Short problem - Make an exact copy of the records, with the pictures left out.
··· Raw records
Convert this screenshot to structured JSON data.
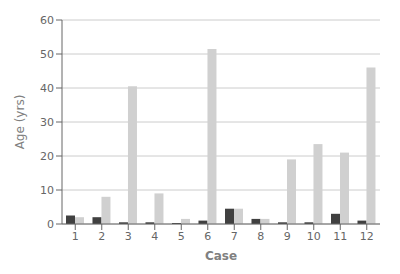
{
  "chart_data": {
    "type": "bar",
    "xlabel": "Case",
    "ylabel": "Age (yrs)",
    "categories": [
      "1",
      "2",
      "3",
      "4",
      "5",
      "6",
      "7",
      "8",
      "9",
      "10",
      "11",
      "12"
    ],
    "series": [
      {
        "color": "#404040",
        "values": [
          2.5,
          2.0,
          0.5,
          0.5,
          0.3,
          1.0,
          4.5,
          1.5,
          0.5,
          0.5,
          3.0,
          1.0
        ]
      },
      {
        "color": "#d0d0d0",
        "values": [
          2.0,
          8.0,
          40.5,
          9.0,
          1.5,
          51.5,
          4.5,
          1.5,
          19.0,
          23.5,
          21.0,
          46.0
        ]
      }
    ],
    "ylim": [
      0,
      60
    ],
    "yticks": [
      0,
      10,
      20,
      30,
      40,
      50,
      60
    ],
    "grid": true
  }
}
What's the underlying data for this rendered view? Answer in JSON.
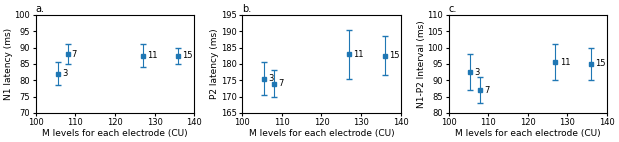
······
Response -
Convert this screenshot to structured JSON data.
{
  "chart_data": {
    "type": "bar",
    "xlabel": "Case",
    "ylabel": "Age (yrs)",
    "categories": [
      "1",
      "2",
      "3",
      "4",
      "5",
      "6",
      "7",
      "8",
      "9",
      "10",
      "11",
      "12"
    ],
    "series": [
      {
        "color": "#404040",
        "values": [
          2.5,
          2.0,
          0.5,
          0.5,
          0.3,
          1.0,
          4.5,
          1.5,
          0.5,
          0.5,
          3.0,
          1.0
        ]
      },
      {
        "color": "#d0d0d0",
        "values": [
          2.0,
          8.0,
          40.5,
          9.0,
          1.5,
          51.5,
          4.5,
          1.5,
          19.0,
          23.5,
          21.0,
          46.0
        ]
      }
    ],
    "ylim": [
      0,
      60
    ],
    "yticks": [
      0,
      10,
      20,
      30,
      40,
      50,
      60
    ],
    "grid": true
  }
}
What's the underlying data for this rendered view? Answer in JSON.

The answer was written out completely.